#### [TASK 1]
In the forum thread, which computer model does silentbogo identify?
#### [TASK 2]
Please reproduce the stretch of the forum thread from "## hat (Mar" through "power video card.".

#### [EXCERPT PROVIDED]
· · ·

You can get by with a card that does not require an extra power connector, as well.  Depending on the games that you want to play.  Some GTX 1050 models don't require a power plug.


----------



## eidairaman1 (Mar 25, 2018)

Open the case and take a picture, if you are not comfortable doing that take it to a shop


----------



## hat (Mar 25, 2018)

I agree with those saying to open the case and look. @lexluthermiester 's post shows you what a PCI-E looks like. If you're unsure, you can take a picture and post it here, someone will be able to tell you.

His other post however doesn't seem to mention that you can get by with a card that doesn't actually require a power plug like @Basard 's does. There should be plenty of cards like that available that would be a good fit for your system. 

That said your system is probably starved for memory too. You'd be best served by just getting an entire new computer, but if you can't or don't want to do that right now, you can squeak by in older games with a low power video card.


----------



## lexluthermiester (Mar 25, 2018)

Basard said:


> You can get by with a card that does not require an extra power connector, as well. Depending on the games that you want to play. Some GTX 1050 models don't require a power plug.





hat said:


> His other post however doesn't seem to mention that you can get by with a card that doesn't actually require a power plug like @Basard 's does. There should be plenty of cards like that available that would be a good fit for your system.


While these points are true, the point of not including a list of cards like that is that it can be difficult and confusing for someone who doesn't know what they're looking for to buy a good performer in the low power class of cards. Generally, if a card requires a power connector, it's at least a decent performer.
You guy's are correct though as there are plenty of good video cards that have no need of an extra power connector.


----------



## silentbogo (Mar 25, 2018)

It's a Lenovo ThinkCentre A55. All specs are available on Lenovo website.

https://support.lenovo.com/ua/en/solutions/migr-67155

It should only have one full-length PCIe x1 (rev.1.1).


----------



## lexluthermiester (Mar 25, 2018)

silentbogo said:


> It's a Lenovo ThinkCentre A55. All specs are available on Lenovo website.
> https://support.lenovo.com/ua/en/solutions/migr-67155
> It should only have one full-length PCIe x1 (rev.1.1).


Agreed, based on the pictured bios revision in the OP. @Susanta420, you should have no problems installing a video card on that board;



Based on the Intel 946GZ, it will only take first gen Core 2 Duo CPU's, the E4xxx and E6xxx. Those CPU's are often very inexpensive and will give a decent boost over the E2160 you have now.


----------

· · ·

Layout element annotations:
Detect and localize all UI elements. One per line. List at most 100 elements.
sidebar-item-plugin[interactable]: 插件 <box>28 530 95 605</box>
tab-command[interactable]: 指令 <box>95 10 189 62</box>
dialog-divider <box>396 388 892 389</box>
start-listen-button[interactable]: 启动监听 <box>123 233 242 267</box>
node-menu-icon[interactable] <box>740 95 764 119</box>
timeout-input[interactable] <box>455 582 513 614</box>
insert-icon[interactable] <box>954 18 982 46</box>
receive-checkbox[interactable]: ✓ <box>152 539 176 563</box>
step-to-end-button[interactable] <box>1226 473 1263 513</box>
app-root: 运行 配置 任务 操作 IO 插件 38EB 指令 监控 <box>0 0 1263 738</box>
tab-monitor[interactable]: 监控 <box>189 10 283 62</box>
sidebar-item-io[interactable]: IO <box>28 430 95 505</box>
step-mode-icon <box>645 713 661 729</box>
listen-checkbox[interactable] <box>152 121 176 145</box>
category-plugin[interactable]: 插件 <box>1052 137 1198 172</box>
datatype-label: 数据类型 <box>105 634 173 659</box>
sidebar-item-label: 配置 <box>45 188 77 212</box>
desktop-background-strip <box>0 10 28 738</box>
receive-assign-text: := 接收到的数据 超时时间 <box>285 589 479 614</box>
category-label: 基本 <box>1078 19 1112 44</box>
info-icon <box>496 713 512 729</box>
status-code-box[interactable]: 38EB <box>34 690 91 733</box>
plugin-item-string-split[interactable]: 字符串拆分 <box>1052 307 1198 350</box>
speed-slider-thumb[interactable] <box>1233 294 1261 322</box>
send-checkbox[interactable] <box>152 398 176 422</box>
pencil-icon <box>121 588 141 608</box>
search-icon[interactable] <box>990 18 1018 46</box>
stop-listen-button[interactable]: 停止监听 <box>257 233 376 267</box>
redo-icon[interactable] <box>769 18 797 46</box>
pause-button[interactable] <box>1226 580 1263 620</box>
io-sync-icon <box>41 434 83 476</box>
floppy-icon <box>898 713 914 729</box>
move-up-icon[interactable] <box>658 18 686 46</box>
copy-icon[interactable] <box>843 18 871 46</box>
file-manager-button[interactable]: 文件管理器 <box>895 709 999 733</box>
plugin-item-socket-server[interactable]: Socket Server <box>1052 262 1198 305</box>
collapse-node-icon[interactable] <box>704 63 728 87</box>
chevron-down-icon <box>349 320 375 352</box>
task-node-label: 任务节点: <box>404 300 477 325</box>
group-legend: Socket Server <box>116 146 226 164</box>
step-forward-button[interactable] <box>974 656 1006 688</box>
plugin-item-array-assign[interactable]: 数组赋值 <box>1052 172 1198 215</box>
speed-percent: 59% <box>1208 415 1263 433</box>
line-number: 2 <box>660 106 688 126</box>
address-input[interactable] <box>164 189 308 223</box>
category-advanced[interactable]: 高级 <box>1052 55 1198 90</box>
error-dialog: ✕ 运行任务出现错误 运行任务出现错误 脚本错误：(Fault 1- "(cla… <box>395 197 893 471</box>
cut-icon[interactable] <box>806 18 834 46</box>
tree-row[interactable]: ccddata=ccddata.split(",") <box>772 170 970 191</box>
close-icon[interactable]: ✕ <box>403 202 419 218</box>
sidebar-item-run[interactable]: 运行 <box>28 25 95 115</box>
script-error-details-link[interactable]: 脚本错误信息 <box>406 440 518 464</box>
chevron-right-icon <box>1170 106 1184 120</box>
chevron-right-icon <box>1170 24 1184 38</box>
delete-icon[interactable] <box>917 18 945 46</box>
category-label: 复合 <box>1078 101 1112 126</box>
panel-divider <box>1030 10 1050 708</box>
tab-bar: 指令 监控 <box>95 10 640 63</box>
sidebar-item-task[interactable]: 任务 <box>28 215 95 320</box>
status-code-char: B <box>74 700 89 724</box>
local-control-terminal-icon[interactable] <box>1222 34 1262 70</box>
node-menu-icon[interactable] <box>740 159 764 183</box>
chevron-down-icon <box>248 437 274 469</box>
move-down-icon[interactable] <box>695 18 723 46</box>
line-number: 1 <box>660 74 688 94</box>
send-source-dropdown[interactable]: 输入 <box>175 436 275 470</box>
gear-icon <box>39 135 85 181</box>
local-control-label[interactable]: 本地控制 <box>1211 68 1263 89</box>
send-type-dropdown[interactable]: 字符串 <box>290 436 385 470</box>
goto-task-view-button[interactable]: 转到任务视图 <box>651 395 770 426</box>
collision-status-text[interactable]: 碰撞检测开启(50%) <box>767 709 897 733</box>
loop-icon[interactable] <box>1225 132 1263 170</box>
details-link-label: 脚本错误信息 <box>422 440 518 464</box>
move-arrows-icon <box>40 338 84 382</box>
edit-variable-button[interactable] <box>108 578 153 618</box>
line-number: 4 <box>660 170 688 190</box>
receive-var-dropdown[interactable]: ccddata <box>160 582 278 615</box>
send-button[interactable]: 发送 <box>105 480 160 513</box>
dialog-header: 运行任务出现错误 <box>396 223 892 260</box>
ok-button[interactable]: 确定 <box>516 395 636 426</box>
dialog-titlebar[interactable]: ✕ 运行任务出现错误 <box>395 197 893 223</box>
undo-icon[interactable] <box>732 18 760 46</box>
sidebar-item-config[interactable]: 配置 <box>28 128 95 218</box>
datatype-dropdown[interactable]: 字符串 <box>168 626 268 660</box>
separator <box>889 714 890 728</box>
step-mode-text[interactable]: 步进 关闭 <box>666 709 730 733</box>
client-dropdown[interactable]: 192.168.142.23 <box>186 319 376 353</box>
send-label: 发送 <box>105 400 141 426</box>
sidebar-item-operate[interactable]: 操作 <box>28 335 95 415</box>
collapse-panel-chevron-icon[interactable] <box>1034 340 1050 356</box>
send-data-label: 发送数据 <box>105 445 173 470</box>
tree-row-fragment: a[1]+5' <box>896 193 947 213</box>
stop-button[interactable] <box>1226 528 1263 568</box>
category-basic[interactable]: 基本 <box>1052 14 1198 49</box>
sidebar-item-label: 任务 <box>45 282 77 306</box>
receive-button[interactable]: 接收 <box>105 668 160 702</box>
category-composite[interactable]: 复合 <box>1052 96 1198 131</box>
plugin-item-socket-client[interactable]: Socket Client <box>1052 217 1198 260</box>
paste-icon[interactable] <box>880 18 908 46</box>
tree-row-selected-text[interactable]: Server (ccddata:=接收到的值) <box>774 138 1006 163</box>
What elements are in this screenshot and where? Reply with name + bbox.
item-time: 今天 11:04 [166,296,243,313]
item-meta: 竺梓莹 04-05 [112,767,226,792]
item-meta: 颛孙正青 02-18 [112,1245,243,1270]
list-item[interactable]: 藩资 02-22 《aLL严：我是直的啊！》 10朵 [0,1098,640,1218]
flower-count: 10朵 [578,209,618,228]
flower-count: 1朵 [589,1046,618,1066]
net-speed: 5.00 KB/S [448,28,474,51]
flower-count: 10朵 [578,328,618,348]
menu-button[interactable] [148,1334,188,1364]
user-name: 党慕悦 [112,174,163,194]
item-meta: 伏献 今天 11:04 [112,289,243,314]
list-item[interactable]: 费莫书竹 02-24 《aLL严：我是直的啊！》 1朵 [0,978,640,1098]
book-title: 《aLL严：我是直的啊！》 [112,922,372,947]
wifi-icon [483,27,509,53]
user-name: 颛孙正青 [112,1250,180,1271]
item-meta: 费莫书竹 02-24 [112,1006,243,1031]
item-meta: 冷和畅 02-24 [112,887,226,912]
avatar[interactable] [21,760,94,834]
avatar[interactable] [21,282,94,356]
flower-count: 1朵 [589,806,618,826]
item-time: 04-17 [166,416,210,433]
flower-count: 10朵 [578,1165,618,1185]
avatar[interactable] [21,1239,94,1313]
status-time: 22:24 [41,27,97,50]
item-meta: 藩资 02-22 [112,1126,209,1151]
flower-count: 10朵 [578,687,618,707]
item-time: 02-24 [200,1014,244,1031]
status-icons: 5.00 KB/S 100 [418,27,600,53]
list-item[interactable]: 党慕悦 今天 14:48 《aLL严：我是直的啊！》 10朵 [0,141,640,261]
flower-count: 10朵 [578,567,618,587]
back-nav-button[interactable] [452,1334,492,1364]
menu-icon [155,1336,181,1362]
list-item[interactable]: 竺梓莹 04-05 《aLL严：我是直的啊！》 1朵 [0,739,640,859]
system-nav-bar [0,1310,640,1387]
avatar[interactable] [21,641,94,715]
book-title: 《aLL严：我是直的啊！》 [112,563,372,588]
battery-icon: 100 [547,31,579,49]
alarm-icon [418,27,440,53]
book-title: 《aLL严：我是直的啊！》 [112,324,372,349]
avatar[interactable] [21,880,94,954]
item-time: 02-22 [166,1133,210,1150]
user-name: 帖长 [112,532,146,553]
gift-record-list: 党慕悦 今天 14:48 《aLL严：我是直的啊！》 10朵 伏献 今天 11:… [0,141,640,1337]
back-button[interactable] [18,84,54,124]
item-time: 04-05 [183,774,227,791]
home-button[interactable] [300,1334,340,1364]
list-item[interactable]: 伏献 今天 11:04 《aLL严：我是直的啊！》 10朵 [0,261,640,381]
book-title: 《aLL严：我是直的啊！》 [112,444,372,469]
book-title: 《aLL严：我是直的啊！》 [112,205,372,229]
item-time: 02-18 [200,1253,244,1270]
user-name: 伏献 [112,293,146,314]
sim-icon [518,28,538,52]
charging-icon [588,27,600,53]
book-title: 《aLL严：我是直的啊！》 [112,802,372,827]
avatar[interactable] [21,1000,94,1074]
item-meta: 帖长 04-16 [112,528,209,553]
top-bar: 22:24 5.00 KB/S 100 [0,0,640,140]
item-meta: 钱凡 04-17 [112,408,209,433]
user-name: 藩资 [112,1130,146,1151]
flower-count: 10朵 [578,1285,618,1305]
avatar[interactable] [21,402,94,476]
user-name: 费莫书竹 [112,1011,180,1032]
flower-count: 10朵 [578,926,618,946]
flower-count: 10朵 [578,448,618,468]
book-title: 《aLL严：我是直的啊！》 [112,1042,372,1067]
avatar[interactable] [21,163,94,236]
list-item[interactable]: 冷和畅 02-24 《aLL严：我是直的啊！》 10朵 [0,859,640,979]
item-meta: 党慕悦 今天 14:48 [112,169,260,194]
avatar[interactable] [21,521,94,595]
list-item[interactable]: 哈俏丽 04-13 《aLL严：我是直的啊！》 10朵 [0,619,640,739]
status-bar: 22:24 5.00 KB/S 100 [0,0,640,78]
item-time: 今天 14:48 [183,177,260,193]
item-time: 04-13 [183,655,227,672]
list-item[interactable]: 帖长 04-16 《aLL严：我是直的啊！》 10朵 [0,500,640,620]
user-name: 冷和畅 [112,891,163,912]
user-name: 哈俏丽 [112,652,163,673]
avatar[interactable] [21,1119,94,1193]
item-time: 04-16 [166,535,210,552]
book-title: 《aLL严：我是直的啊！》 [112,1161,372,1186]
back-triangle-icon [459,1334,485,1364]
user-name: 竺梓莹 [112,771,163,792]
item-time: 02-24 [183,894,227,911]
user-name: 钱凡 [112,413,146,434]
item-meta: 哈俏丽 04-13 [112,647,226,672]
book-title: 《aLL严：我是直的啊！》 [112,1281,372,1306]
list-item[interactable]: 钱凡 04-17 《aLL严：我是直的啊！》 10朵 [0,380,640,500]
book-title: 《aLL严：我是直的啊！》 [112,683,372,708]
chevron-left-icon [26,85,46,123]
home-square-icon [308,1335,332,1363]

· · ·

#### [RESULT 1]
A Lenovo ThinkCentre A55.

#### [RESULT 2]
## hat (Mar 25, 2018)

I agree with those saying to open the case and look. @lexluthermiester 's post shows you what a PCI-E looks like. If you're unsure, you can take a picture and post it here, someone will be able to tell you.

His other post however doesn't seem to mention that you can get by with a card that doesn't actually require a power plug like @Basard 's does. There should be plenty of cards like that available that would be a good fit for your system. 

That said your system is probably starved for memory too. You'd be best served by just getting an entire new computer, but if you can't or don't want to do that right now, you can squeak by in older games with a low power video card.